(Job)
Give only the number of lines that contain the word "your".

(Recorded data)
+--
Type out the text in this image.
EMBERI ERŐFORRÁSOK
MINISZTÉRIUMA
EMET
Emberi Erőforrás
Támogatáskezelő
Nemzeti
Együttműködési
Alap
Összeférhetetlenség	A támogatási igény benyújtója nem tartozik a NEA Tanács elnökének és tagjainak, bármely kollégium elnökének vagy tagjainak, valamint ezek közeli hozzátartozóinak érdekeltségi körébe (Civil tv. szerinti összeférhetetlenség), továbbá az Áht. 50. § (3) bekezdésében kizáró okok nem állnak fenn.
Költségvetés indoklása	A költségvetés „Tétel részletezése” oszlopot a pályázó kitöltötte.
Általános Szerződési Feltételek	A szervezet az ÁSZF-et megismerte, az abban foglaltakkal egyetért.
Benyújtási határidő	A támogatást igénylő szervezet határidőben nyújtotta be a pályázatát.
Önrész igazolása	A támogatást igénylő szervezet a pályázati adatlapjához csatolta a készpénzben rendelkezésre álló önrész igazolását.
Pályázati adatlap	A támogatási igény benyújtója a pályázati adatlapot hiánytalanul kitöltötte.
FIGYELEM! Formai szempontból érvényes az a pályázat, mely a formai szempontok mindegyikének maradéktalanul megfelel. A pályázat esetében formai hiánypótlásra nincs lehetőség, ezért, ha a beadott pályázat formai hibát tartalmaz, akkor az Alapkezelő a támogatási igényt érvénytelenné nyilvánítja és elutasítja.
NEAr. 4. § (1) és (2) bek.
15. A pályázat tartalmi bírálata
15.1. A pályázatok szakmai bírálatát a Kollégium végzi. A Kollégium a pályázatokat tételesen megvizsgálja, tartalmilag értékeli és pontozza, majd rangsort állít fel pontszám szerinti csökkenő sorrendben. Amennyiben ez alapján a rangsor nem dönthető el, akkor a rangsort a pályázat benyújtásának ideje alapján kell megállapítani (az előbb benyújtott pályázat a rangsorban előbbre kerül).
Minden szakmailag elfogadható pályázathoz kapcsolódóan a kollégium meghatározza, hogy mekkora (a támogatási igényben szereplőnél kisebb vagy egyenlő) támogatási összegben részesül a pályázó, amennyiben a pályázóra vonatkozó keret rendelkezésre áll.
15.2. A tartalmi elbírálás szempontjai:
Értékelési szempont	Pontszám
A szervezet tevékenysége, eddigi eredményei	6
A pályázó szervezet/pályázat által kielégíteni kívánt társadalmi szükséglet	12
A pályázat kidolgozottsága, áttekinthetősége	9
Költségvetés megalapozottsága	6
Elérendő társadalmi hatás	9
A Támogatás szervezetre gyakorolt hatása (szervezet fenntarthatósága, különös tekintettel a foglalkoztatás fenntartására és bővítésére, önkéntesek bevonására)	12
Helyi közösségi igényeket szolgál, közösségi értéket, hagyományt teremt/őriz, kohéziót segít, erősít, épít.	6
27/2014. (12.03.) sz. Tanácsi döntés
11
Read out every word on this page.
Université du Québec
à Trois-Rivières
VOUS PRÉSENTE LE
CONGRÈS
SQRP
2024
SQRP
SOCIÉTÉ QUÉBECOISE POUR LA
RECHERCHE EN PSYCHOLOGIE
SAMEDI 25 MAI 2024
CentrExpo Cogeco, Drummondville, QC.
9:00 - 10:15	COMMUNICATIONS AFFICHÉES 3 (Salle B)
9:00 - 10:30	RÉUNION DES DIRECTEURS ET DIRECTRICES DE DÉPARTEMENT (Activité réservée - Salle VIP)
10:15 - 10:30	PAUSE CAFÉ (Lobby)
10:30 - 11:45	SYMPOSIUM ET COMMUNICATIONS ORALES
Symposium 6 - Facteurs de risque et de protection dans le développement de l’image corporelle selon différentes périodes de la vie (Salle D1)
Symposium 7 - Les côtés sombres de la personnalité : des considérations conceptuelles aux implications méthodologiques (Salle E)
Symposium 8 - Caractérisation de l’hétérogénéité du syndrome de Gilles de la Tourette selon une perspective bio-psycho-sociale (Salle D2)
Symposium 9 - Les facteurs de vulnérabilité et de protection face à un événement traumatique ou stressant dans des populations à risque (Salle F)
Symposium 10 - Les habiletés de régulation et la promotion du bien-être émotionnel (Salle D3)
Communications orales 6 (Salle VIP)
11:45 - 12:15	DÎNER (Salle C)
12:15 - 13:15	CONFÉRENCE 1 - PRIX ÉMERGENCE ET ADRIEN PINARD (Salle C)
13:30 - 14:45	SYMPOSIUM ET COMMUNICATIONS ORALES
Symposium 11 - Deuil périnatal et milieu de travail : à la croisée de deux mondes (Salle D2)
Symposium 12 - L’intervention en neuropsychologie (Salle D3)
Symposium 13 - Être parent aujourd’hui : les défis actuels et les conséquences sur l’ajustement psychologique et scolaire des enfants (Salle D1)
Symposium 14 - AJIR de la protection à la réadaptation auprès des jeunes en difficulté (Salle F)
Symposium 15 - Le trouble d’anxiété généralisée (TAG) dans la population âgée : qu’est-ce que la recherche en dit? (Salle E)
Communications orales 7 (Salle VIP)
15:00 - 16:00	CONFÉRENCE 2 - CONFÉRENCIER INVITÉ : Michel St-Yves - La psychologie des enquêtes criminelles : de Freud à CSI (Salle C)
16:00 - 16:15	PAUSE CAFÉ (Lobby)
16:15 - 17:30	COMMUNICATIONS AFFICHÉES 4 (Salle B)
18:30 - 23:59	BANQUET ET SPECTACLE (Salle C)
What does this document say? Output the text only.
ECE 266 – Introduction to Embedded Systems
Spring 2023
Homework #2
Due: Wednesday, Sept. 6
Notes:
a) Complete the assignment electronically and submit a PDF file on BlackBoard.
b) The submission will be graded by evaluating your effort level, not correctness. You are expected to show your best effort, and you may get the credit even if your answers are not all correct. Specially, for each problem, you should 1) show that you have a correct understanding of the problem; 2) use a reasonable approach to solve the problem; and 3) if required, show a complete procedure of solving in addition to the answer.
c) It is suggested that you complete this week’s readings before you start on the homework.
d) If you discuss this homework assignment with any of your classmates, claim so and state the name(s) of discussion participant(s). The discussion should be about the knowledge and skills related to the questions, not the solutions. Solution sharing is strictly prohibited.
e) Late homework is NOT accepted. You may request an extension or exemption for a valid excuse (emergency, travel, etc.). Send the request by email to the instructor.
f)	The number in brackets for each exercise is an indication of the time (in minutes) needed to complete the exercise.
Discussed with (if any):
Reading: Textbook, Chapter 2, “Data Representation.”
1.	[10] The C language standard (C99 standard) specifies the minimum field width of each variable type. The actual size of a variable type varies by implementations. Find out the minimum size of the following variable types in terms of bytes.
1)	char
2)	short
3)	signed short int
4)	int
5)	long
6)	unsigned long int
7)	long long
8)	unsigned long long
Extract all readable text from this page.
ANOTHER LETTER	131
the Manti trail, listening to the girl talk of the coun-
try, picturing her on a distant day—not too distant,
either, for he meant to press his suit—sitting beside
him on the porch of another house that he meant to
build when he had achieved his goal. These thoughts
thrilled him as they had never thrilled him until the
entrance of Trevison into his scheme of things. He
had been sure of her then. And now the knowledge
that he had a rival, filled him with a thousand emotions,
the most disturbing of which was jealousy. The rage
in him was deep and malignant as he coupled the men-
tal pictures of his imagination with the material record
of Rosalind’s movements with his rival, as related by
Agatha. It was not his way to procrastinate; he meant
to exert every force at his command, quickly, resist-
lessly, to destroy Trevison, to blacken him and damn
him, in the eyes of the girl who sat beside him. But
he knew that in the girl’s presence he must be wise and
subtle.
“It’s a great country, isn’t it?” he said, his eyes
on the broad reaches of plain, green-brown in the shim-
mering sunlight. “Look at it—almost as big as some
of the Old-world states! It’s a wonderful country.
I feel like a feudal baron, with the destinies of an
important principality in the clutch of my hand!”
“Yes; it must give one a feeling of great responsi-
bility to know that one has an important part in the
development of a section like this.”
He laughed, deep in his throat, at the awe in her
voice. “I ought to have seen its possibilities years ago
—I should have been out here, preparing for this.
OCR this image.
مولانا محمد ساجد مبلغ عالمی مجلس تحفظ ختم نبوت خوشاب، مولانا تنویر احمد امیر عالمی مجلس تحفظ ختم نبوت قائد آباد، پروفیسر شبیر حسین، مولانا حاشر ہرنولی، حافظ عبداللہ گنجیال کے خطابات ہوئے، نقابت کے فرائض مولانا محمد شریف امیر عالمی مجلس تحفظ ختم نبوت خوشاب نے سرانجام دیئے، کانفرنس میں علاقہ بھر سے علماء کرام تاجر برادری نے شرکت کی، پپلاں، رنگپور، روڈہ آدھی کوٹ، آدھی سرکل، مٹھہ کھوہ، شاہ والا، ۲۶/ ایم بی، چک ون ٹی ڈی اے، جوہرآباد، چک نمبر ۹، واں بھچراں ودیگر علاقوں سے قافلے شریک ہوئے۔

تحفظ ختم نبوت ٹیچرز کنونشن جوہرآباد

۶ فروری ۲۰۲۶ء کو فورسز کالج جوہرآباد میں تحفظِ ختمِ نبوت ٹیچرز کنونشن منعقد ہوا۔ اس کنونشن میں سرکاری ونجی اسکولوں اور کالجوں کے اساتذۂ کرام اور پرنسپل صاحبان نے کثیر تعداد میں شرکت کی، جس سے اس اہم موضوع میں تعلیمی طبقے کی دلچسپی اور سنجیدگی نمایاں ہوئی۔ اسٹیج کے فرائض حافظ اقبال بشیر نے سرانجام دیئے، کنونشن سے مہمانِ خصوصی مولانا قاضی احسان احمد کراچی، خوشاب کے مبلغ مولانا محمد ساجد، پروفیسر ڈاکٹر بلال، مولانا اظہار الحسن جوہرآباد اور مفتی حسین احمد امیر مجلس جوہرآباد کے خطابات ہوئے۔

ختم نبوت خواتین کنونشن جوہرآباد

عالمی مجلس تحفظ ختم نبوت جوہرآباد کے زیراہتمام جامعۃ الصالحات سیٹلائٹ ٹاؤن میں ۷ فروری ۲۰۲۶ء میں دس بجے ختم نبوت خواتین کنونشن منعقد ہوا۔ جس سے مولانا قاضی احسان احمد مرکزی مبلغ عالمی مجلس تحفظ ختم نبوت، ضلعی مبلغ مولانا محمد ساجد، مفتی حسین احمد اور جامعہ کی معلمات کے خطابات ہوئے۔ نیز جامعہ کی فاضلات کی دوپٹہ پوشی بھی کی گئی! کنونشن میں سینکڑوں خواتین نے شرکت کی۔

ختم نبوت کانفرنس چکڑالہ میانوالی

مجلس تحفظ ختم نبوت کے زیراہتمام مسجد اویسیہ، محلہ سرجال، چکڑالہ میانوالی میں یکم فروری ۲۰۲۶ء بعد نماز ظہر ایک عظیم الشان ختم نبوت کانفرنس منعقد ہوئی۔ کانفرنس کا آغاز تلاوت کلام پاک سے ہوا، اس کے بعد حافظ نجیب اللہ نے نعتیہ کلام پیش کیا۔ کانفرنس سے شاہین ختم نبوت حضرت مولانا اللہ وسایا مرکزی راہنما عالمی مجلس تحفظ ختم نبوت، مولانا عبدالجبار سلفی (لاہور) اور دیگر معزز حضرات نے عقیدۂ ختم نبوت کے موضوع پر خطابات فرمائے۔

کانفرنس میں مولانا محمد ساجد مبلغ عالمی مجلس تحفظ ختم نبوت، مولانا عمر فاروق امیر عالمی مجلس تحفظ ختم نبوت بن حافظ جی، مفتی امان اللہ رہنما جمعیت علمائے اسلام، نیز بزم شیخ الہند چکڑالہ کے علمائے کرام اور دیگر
+--
(Correct answer)
2